▸ WHAT IS ASKED: Repeat the entire listing exactly as written.

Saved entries
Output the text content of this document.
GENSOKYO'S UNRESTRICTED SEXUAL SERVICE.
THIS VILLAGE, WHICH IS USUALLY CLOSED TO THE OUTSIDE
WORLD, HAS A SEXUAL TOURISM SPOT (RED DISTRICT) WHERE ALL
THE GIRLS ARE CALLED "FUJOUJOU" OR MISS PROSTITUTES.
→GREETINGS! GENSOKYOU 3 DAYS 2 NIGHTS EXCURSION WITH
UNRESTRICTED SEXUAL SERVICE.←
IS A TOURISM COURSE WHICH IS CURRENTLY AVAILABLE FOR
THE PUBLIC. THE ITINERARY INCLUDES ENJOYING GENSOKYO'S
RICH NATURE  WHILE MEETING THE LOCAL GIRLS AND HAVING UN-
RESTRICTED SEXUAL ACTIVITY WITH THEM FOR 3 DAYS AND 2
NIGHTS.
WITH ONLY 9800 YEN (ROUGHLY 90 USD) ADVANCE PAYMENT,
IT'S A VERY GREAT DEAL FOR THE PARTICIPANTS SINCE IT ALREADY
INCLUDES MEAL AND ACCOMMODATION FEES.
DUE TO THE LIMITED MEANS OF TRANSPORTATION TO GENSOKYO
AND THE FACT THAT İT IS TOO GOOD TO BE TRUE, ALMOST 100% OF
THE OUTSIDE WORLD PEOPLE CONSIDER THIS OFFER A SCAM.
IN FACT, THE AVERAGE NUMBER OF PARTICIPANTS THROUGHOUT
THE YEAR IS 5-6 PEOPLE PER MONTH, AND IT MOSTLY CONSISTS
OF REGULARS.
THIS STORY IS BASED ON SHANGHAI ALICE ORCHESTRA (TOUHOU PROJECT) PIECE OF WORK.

▸ SOLUTION TO THE EXERCISE:
Output the text content of this document.
GENSOKYO'S UNRESTRICTED SEXUAL SERVICE.
THIS VILLAGE, WHICH IS USUALLY CLOSED TO THE OUTSIDE
WORLD, HAS A SEXUAL TOURISM SPOT (RED DISTRICT) WHERE ALL
THE GIRLS ARE CALLED "FUJOUJOU" OR MISS PROSTITUTES.
→GREETINGS! GENSOKYOU 3 DAYS 2 NIGHTS EXCURSION WITH
UNRESTRICTED SEXUAL SERVICE.←
IS A TOURISM COURSE WHICH IS CURRENTLY AVAILABLE FOR
THE PUBLIC. THE ITINERARY INCLUDES ENJOYING GENSOKYO'S
RICH NATURE  WHILE MEETING THE LOCAL GIRLS AND HAVING UN-
RESTRICTED SEXUAL ACTIVITY WITH THEM FOR 3 DAYS AND 2
NIGHTS.
WITH ONLY 9800 YEN (ROUGHLY 90 USD) ADVANCE PAYMENT,
IT'S A VERY GREAT DEAL FOR THE PARTICIPANTS SINCE IT ALREADY
INCLUDES MEAL AND ACCOMMODATION FEES.
DUE TO THE LIMITED MEANS OF TRANSPORTATION TO GENSOKYO
AND THE FACT THAT İT IS TOO GOOD TO BE TRUE, ALMOST 100% OF
THE OUTSIDE WORLD PEOPLE CONSIDER THIS OFFER A SCAM.
IN FACT, THE AVERAGE NUMBER OF PARTICIPANTS THROUGHOUT
THE YEAR IS 5-6 PEOPLE PER MONTH, AND IT MOSTLY CONSISTS
OF REGULARS.
THIS STORY IS BASED ON SHANGHAI ALICE ORCHESTRA (TOUHOU PROJECT) PIECE OF WORK.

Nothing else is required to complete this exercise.